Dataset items
********

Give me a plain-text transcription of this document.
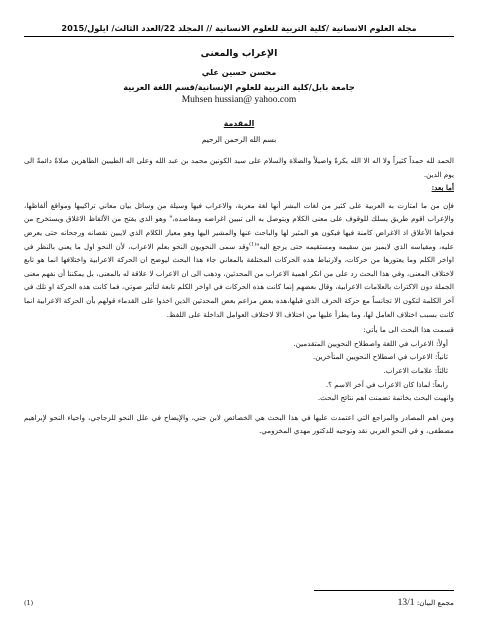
مجلة العلوم الانسانية /كلية التربية للعلوم الانسانية // المجلد 22/العدد الثالث/ ايلول/2015
الإعراب والمعنى
محسن حسين علي
جامعة بابل/كلية التربية للعلوم الإنسانية/قسم اللغة العربية
Muhsen hussian@ yahoo.com
المقدمة
بسم الله الرحمن الرحيم

الحمد لله حمداً كثيراً ولا اله الا الله بكرةً واصيلاً والصلاة والسلام على سيد الكونين محمد بن عبد الله وعلى اله الطيبين الطاهرين صلاةً دائمةً الى يوم الدين.

أما بعد:

فإن من ما امتازت به العربية على كثير من لغات البشر أنها لغة معربة، والاعراب فيها وسيلة من وسائل بيان معاني تراكيبها ومواقع ألفاظها، والإعراب اقوم طريق يسلك للوقوف على معنى الكلام ويتوصل به الى تبيين اغراضه ومقاصده،" وهو الذي يفتح من الألفاظ الاغلاق ويستخرج من فحواها الأعلاق اذ الاغراض كامنة فيها فيكون هو المثير لها والباحث عنها والمشير اليها وهو معيار الكلام الذي لايبين نقصانه ورجحانه حتى يعرض عليه، ومقياسه الذي لايميز بين سقيمه ومستقيمه حتى يرجع اليه"$^{(1)}$وقد سمى النحويون النحو بعلم الاعراب، لأن النحو اول ما يعني بالنظر في اواخر الكلم وما يعتورها من حركات، ولارتباط هذه الحركات المختلفة بالمعاني جاء هذا البحث ليوضح ان الحركة الاعرابية واختلافها انما هو تابع لاختلاف المعنى، وفي هذا البحث رد على من انكر اهمية الاعراب من المحدثين، وذهب الى ان الاعراب لا علاقة له بالمعنى، بل يمكننا أن نفهم معنى الجملة دون الاكتراث بالعلامات الاعرابية، وقال بعضهم إنما كانت هذه الحركات في اواخر الكلم تابعة لتأثير صوتي، فما كانت هذه الحركة او تلك في آخر الكلمة لتكون الا تجانساً مع حركة الحرف الذي قبلها،هذه بعض مزاعم بعض المحدثين الذين اخذوا على القدماء قولهم بأن الحركة الاعرابية انما كانت بسبب اختلاف العامل لها، وما يطرأ عليها من اختلاف الا لاختلاف العوامل الداخلة على اللفظ.

قسمت هذا البحث الى ما يأتي:

أولاً: الاعراب في اللغة واصطلاح النحويين المتقدمين.

ثانياً: الاعراب في اصطلاح النحويين المتأخرين.

ثالثاً: علامات الاعراب.

رابعاً: لماذا كان الاعراب في آخر الاسم ؟.

وانهيت البحث بخاتمة تضمنت اهم نتائج البحث.

ومن اهم المصادر والمراجع التي اعتمدت عليها في هذا البحث هي الخصائص لابن جني، والإيضاح في علل النحو للزجاجي، واحياء النحو لإبراهيم مصطفى، و في النحو العربي نقد وتوجيه للدكتور مهدي المخزومي.

مجمع البيان: 13/1
(1)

********

• [What is needed] Identify the lines that contain the string "للعلوم", and copy every one of them.

• [Correct response]
مجلة العلوم الانسانية /كلية التربية للعلوم الانسانية // المجلد 22/العدد الثالث/ ايلول/2015
جامعة بابل/كلية التربية للعلوم الإنسانية/قسم اللغة العربية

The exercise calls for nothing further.